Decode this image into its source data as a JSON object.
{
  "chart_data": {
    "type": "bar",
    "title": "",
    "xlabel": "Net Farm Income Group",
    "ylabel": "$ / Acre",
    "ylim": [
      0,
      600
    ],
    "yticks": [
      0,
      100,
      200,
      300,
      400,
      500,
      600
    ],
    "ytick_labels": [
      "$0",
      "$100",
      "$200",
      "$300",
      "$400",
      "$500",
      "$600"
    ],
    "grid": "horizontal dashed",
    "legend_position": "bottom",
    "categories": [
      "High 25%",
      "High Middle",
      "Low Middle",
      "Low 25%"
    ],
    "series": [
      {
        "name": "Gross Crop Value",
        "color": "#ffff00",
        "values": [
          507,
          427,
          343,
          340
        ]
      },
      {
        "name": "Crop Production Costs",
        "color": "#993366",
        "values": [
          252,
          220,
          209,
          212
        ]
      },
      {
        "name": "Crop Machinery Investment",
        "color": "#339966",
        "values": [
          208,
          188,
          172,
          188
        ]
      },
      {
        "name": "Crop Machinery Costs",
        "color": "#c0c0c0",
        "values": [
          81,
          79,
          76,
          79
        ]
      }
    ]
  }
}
========
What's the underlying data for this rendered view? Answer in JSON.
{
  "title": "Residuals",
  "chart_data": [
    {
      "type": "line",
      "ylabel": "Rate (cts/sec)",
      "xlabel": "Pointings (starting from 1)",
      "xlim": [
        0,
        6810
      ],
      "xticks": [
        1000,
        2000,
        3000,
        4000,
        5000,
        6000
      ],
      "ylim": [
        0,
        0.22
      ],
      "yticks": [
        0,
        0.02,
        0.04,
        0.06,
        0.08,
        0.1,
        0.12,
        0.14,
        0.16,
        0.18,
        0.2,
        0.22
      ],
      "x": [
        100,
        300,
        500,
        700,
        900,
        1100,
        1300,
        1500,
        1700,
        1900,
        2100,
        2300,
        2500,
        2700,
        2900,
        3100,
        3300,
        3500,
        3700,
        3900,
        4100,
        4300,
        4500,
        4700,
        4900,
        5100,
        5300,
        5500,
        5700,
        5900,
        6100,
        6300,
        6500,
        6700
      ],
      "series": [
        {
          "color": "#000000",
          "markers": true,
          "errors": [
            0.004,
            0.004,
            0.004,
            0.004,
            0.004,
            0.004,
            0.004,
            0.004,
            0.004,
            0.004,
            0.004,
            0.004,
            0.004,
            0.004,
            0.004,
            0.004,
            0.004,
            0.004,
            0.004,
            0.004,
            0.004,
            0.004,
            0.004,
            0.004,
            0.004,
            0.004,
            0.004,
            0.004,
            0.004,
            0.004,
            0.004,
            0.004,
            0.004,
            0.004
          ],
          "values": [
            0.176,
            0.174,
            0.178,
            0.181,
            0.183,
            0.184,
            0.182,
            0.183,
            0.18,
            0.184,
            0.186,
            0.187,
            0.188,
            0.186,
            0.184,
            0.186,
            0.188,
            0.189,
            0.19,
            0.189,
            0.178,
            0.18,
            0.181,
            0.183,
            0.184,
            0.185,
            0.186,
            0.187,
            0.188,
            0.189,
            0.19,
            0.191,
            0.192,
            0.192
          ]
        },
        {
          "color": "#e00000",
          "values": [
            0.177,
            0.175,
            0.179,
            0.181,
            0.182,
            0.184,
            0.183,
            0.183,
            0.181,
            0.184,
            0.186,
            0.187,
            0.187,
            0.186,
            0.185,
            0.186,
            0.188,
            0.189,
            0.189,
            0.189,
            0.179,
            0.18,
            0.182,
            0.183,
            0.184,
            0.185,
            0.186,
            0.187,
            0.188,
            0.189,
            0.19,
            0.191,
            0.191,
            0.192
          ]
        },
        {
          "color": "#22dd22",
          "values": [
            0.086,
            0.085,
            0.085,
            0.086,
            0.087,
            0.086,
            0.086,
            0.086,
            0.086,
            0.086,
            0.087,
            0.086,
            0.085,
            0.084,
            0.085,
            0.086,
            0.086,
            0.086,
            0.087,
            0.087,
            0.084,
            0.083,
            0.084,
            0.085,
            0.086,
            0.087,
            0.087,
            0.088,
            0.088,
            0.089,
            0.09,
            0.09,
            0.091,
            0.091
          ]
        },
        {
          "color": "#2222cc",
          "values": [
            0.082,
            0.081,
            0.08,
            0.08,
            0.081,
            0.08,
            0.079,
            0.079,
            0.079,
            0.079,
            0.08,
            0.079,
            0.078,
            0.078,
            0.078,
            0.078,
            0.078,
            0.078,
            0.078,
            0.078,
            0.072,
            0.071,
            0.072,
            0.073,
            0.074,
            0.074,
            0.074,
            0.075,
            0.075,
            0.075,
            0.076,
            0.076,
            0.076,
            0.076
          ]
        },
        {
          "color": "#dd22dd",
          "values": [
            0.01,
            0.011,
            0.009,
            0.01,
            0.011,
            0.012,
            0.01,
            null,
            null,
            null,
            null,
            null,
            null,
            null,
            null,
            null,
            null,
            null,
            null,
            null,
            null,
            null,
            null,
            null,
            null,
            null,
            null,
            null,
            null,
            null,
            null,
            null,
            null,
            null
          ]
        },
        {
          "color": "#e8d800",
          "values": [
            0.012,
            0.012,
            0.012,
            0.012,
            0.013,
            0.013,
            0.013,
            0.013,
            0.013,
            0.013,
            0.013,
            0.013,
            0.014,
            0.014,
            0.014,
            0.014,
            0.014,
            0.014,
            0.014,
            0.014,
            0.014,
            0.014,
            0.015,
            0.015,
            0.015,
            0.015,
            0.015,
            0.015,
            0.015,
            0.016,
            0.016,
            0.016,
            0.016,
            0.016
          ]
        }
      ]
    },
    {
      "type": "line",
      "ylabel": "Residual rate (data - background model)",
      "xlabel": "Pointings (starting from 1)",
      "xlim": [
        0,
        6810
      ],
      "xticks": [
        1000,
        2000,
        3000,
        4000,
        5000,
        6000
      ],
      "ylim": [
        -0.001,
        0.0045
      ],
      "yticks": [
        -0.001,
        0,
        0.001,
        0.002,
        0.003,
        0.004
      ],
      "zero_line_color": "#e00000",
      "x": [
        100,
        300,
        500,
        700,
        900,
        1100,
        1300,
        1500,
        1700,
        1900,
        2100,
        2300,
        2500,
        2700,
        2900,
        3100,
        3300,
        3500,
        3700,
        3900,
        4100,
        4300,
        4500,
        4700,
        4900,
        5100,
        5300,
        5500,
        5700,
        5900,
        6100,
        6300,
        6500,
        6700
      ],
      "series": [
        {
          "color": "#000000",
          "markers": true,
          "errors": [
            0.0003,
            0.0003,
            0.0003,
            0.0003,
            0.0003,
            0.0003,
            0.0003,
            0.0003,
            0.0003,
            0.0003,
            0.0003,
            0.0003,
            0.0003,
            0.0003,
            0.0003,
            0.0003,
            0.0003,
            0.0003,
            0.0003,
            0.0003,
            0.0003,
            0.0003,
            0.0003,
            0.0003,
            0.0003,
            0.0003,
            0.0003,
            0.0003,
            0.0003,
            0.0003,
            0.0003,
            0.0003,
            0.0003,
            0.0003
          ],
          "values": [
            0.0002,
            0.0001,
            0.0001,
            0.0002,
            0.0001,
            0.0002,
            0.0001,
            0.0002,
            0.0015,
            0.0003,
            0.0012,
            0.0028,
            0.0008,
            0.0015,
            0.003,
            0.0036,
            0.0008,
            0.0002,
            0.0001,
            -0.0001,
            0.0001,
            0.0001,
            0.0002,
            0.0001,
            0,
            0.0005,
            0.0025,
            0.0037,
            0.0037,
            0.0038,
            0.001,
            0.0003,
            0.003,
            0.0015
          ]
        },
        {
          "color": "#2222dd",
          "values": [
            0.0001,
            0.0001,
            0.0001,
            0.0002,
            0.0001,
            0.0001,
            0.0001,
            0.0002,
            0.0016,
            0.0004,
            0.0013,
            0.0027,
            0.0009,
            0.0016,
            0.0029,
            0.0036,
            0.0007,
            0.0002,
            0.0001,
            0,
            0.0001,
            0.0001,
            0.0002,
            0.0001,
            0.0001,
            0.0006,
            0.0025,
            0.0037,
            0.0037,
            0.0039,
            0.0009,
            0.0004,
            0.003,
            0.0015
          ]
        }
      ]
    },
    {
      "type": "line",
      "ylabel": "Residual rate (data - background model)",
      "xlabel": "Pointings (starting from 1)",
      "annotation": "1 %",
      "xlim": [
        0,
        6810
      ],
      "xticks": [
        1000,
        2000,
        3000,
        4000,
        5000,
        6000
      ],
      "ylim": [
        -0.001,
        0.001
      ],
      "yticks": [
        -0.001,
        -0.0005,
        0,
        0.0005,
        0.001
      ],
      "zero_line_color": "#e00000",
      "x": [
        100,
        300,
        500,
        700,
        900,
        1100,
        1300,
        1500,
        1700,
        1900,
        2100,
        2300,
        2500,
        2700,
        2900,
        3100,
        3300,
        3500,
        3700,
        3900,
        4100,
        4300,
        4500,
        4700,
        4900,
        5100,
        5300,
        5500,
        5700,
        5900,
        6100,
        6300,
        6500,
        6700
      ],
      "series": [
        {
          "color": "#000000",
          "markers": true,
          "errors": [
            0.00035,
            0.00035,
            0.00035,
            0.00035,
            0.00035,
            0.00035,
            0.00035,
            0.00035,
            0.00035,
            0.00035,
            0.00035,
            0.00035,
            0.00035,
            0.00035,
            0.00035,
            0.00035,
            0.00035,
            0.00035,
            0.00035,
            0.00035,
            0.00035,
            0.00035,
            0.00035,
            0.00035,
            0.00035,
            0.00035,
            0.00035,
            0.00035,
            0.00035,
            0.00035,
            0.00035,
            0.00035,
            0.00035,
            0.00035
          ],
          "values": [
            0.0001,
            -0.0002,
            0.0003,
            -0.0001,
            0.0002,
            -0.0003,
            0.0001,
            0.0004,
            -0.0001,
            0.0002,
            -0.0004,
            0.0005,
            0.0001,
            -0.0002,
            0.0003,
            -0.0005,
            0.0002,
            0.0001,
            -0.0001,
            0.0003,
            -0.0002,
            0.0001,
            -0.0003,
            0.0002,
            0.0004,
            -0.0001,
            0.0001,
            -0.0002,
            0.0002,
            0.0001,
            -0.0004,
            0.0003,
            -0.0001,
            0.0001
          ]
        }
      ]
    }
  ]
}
========
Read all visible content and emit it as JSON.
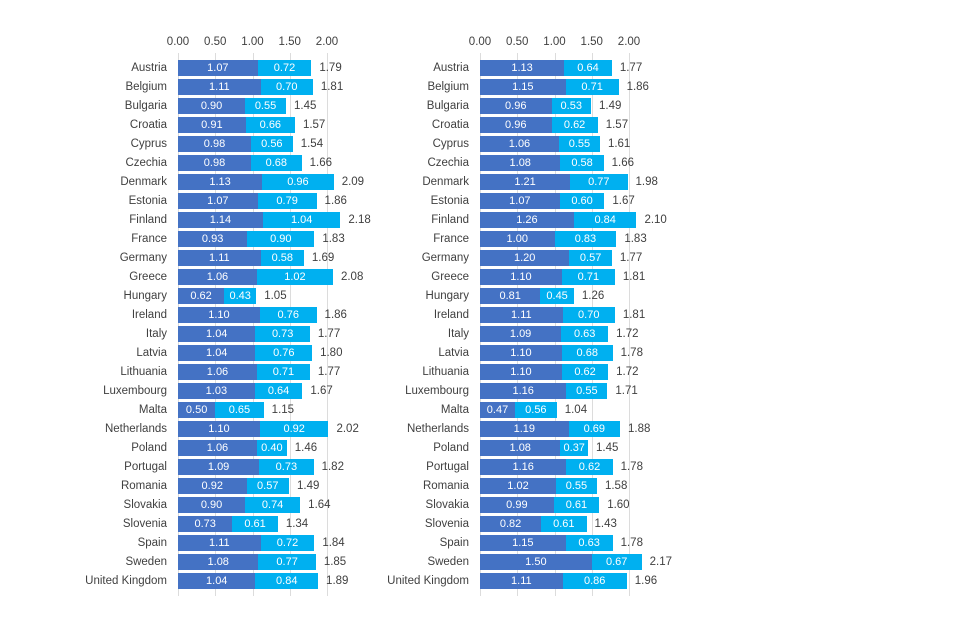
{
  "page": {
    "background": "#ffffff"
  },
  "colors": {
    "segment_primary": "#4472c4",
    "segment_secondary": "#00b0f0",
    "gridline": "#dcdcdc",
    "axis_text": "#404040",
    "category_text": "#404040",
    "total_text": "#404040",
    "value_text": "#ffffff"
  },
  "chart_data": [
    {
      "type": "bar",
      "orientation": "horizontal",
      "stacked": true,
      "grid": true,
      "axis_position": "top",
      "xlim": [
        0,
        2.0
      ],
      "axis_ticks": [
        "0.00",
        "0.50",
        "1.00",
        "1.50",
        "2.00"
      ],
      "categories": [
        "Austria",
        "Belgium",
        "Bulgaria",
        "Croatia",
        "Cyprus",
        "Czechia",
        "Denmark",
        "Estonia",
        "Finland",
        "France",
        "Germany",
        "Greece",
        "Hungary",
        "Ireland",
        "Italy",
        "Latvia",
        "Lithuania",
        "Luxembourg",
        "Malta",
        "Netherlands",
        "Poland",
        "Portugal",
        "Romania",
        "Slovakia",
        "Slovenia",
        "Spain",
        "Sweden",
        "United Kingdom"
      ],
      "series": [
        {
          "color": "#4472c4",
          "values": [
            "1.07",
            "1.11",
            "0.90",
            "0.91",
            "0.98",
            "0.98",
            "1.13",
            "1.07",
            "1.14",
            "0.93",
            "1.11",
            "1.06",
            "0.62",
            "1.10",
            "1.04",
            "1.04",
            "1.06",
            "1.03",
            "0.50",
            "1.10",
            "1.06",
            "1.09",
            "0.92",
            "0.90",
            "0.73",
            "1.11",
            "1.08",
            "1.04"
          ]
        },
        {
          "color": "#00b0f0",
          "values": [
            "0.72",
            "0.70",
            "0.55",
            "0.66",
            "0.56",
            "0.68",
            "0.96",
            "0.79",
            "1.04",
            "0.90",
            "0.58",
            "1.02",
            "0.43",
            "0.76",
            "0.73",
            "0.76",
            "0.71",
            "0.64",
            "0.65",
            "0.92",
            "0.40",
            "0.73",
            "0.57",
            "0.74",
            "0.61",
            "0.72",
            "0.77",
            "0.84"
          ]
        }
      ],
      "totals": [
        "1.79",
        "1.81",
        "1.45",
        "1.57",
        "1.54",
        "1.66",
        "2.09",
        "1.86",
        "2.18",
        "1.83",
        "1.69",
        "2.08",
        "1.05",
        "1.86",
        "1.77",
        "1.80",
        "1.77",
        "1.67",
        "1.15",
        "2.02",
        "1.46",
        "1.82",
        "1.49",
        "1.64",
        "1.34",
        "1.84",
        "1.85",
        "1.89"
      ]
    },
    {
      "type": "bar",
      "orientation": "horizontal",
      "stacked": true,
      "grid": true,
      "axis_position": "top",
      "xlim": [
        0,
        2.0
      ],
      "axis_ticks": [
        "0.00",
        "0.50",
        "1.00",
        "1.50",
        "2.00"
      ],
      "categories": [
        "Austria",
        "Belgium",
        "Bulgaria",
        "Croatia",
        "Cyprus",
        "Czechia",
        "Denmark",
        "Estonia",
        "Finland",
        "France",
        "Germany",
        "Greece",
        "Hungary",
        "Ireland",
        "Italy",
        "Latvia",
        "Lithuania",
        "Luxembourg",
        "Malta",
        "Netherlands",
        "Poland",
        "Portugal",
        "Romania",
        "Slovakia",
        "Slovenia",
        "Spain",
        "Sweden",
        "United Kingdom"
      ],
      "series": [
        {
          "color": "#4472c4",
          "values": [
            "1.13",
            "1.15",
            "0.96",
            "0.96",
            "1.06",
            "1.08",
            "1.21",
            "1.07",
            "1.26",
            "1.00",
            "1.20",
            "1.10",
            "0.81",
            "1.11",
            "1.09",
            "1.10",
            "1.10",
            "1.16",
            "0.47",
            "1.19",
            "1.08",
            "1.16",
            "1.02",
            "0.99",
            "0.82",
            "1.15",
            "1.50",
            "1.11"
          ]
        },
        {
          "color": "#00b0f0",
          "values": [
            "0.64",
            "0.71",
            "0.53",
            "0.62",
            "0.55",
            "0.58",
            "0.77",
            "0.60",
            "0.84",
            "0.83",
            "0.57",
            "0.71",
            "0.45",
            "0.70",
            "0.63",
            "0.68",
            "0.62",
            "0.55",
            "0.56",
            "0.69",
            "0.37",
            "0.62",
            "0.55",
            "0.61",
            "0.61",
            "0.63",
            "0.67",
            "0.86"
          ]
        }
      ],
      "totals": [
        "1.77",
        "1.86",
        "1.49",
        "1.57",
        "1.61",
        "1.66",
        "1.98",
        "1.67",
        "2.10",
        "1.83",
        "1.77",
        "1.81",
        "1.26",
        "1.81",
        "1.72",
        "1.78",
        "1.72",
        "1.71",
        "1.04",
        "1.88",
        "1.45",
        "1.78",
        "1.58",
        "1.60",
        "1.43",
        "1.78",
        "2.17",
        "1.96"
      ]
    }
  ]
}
========
## EXERCISE PROMPT
In the records shown above, how many lines include the word "Machinery"? Answer with the number only.

## TASK RESULT
2